### Exercise objective
Quote the listing below in its entirety, omitting every image.

### Stored entries
□ □ □ □

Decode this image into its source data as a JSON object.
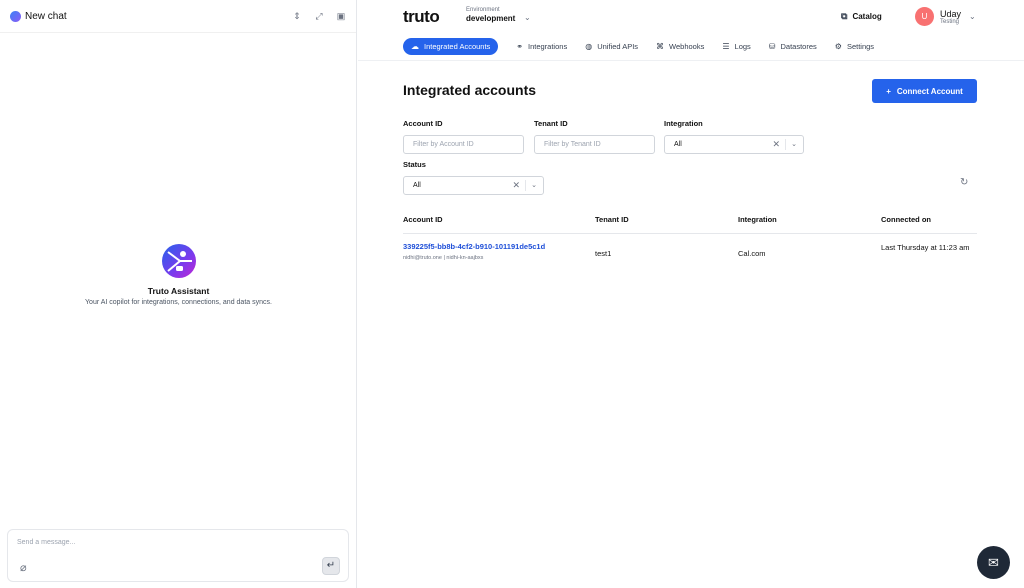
{
  "chat": {
    "header_title": "New chat",
    "assistant_name": "Truto Assistant",
    "assistant_tagline": "Your AI copilot for integrations, connections, and data syncs.",
    "composer_placeholder": "Send a message..."
  },
  "topbar": {
    "brand": "truto",
    "env_label": "Environment",
    "env_value": "development",
    "catalog": "Catalog",
    "user_initial": "U",
    "user_name": "Uday",
    "user_role": "Testing"
  },
  "tabs": [
    {
      "label": "Integrated Accounts",
      "icon": "cloud-icon",
      "active": true
    },
    {
      "label": "Integrations",
      "icon": "plug-icon"
    },
    {
      "label": "Unified APIs",
      "icon": "globe-icon"
    },
    {
      "label": "Webhooks",
      "icon": "webhook-icon"
    },
    {
      "label": "Logs",
      "icon": "list-icon"
    },
    {
      "label": "Datastores",
      "icon": "database-icon"
    },
    {
      "label": "Settings",
      "icon": "gear-icon"
    }
  ],
  "page": {
    "title": "Integrated accounts",
    "connect_label": "Connect Account"
  },
  "filters": {
    "account_id_label": "Account ID",
    "account_id_placeholder": "Filter by Account ID",
    "tenant_id_label": "Tenant ID",
    "tenant_id_placeholder": "Filter by Tenant ID",
    "integration_label": "Integration",
    "integration_value": "All",
    "status_label": "Status",
    "status_value": "All"
  },
  "table": {
    "headers": [
      "Account ID",
      "Tenant ID",
      "Integration",
      "Connected on"
    ],
    "rows": [
      {
        "account_id": "339225f5-bb8b-4cf2-b910-101191de5c1d",
        "account_sub": "nidhi@truto.one | nidhi-kn-aajbxs",
        "tenant_id": "test1",
        "integration": "Cal.com",
        "connected_on": "Last Thursday at 11:23 am"
      }
    ]
  }
}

□ □ □ □

### Expected output
Decode this image into its source data as a JSON object.
{
  "chat": {
    "header_title": "New chat",
    "assistant_name": "Truto Assistant",
    "assistant_tagline": "Your AI copilot for integrations, connections, and data syncs.",
    "composer_placeholder": "Send a message..."
  },
  "topbar": {
    "brand": "truto",
    "env_label": "Environment",
    "env_value": "development",
    "catalog": "Catalog",
    "user_initial": "U",
    "user_name": "Uday",
    "user_role": "Testing"
  },
  "tabs": [
    {
      "label": "Integrated Accounts",
      "icon": "cloud-icon",
      "active": true
    },
    {
      "label": "Integrations",
      "icon": "plug-icon"
    },
    {
      "label": "Unified APIs",
      "icon": "globe-icon"
    },
    {
      "label": "Webhooks",
      "icon": "webhook-icon"
    },
    {
      "label": "Logs",
      "icon": "list-icon"
    },
    {
      "label": "Datastores",
      "icon": "database-icon"
    },
    {
      "label": "Settings",
      "icon": "gear-icon"
    }
  ],
  "page": {
    "title": "Integrated accounts",
    "connect_label": "Connect Account"
  },
  "filters": {
    "account_id_label": "Account ID",
    "account_id_placeholder": "Filter by Account ID",
    "tenant_id_label": "Tenant ID",
    "tenant_id_placeholder": "Filter by Tenant ID",
    "integration_label": "Integration",
    "integration_value": "All",
    "status_label": "Status",
    "status_value": "All"
  },
  "table": {
    "headers": [
      "Account ID",
      "Tenant ID",
      "Integration",
      "Connected on"
    ],
    "rows": [
      {
        "account_id": "339225f5-bb8b-4cf2-b910-101191de5c1d",
        "account_sub": "nidhi@truto.one | nidhi-kn-aajbxs",
        "tenant_id": "test1",
        "integration": "Cal.com",
        "connected_on": "Last Thursday at 11:23 am"
      }
    ]
  }
}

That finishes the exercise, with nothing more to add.